Instructions for the task ▸
Report only the number of lines that hold the word "Leader".
-- Start --
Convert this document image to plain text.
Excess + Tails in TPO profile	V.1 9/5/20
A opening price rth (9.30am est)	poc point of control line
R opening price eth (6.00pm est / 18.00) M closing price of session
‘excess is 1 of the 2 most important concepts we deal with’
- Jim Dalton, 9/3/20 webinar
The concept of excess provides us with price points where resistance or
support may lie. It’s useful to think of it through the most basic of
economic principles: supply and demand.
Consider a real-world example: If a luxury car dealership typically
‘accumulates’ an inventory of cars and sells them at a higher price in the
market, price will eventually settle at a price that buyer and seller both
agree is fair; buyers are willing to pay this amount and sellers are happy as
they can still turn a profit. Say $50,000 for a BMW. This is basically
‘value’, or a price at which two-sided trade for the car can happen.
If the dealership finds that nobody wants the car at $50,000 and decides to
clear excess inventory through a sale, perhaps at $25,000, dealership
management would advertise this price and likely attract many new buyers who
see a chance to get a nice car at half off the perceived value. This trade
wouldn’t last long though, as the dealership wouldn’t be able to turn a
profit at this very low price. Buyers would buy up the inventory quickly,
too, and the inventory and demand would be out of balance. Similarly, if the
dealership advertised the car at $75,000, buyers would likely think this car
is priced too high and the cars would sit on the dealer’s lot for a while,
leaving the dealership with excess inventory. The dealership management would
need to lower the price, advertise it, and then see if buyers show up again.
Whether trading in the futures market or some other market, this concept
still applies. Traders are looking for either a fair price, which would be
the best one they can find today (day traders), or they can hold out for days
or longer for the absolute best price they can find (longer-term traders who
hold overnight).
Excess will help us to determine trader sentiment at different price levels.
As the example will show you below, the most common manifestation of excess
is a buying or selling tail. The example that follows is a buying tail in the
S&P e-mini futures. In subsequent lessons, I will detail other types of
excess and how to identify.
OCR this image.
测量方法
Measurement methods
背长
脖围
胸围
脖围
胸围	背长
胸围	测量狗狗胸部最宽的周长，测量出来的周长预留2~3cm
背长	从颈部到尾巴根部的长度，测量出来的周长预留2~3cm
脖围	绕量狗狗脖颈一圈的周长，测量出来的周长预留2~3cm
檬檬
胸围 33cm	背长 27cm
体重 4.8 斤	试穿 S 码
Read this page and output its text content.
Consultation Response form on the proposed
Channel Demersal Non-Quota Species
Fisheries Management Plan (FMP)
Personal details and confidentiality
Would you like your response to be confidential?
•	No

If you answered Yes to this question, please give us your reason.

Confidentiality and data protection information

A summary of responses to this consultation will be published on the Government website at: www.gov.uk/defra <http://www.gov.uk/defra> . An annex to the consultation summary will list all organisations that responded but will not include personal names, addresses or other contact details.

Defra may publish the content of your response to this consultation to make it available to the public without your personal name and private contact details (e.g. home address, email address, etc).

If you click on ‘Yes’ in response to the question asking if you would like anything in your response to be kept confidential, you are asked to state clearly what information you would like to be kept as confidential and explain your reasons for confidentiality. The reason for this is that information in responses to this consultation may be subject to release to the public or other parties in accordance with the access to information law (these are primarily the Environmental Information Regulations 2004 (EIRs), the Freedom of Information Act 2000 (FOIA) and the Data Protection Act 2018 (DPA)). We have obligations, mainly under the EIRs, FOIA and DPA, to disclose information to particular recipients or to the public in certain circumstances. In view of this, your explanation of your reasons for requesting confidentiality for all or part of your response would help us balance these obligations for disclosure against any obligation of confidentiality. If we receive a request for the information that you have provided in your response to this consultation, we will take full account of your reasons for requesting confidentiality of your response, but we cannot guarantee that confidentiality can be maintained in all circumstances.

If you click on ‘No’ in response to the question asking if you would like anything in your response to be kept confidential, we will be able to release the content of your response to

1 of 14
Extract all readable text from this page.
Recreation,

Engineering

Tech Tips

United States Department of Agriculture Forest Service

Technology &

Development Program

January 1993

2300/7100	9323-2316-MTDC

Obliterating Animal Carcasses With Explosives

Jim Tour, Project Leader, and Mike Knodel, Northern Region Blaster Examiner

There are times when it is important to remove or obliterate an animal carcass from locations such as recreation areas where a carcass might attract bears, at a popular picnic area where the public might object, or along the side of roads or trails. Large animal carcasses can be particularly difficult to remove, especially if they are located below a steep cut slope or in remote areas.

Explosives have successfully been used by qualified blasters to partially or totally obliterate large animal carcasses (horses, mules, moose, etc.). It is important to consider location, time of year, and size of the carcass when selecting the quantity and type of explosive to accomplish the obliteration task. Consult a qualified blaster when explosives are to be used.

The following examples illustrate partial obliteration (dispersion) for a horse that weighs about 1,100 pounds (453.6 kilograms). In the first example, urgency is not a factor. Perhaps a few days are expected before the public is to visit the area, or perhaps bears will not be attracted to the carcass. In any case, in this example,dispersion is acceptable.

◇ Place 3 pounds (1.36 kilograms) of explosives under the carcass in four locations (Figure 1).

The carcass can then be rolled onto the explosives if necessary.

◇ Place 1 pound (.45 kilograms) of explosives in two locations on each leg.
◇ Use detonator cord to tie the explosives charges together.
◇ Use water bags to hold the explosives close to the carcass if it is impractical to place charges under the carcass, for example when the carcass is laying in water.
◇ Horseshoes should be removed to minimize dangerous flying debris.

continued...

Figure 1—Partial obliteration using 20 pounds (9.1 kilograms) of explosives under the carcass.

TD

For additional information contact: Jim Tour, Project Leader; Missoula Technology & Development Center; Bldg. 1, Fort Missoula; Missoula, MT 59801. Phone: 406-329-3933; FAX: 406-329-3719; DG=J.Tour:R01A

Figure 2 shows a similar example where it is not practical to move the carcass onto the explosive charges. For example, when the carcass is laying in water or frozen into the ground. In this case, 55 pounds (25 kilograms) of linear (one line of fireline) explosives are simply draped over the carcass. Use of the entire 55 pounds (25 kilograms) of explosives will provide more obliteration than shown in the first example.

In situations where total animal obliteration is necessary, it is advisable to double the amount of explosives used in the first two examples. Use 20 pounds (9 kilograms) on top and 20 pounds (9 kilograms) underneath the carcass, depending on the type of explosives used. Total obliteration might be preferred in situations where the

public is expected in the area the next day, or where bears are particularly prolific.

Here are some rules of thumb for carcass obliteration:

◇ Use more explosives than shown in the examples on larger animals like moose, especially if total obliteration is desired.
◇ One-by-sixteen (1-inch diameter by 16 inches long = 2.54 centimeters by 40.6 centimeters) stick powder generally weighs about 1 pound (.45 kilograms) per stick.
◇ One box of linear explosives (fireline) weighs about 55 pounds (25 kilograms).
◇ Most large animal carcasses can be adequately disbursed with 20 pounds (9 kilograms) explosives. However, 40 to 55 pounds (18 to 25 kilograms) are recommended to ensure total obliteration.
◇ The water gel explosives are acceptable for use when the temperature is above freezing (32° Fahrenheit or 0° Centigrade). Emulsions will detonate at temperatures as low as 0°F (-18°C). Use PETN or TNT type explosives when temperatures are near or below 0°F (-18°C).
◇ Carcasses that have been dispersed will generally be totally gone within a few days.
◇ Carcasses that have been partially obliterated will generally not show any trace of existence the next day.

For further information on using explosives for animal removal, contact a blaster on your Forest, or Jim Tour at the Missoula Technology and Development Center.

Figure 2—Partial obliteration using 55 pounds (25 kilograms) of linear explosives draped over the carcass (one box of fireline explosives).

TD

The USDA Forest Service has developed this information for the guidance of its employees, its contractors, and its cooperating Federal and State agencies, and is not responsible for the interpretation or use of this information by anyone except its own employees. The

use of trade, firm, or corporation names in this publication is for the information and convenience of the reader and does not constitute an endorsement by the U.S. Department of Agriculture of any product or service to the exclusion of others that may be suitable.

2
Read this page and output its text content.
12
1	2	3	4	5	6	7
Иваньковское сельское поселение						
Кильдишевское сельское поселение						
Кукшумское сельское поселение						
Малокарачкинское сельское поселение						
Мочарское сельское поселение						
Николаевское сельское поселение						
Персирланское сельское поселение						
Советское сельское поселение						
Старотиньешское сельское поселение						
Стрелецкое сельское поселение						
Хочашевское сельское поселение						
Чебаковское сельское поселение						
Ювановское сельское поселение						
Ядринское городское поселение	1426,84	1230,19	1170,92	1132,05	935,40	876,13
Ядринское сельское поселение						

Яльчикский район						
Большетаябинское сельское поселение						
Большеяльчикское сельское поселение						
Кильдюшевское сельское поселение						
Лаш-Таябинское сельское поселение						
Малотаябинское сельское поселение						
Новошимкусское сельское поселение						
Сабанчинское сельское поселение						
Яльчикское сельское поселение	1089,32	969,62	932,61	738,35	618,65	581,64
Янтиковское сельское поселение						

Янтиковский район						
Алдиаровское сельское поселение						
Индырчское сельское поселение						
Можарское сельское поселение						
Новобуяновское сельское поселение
-- End --
Correct response ▸
2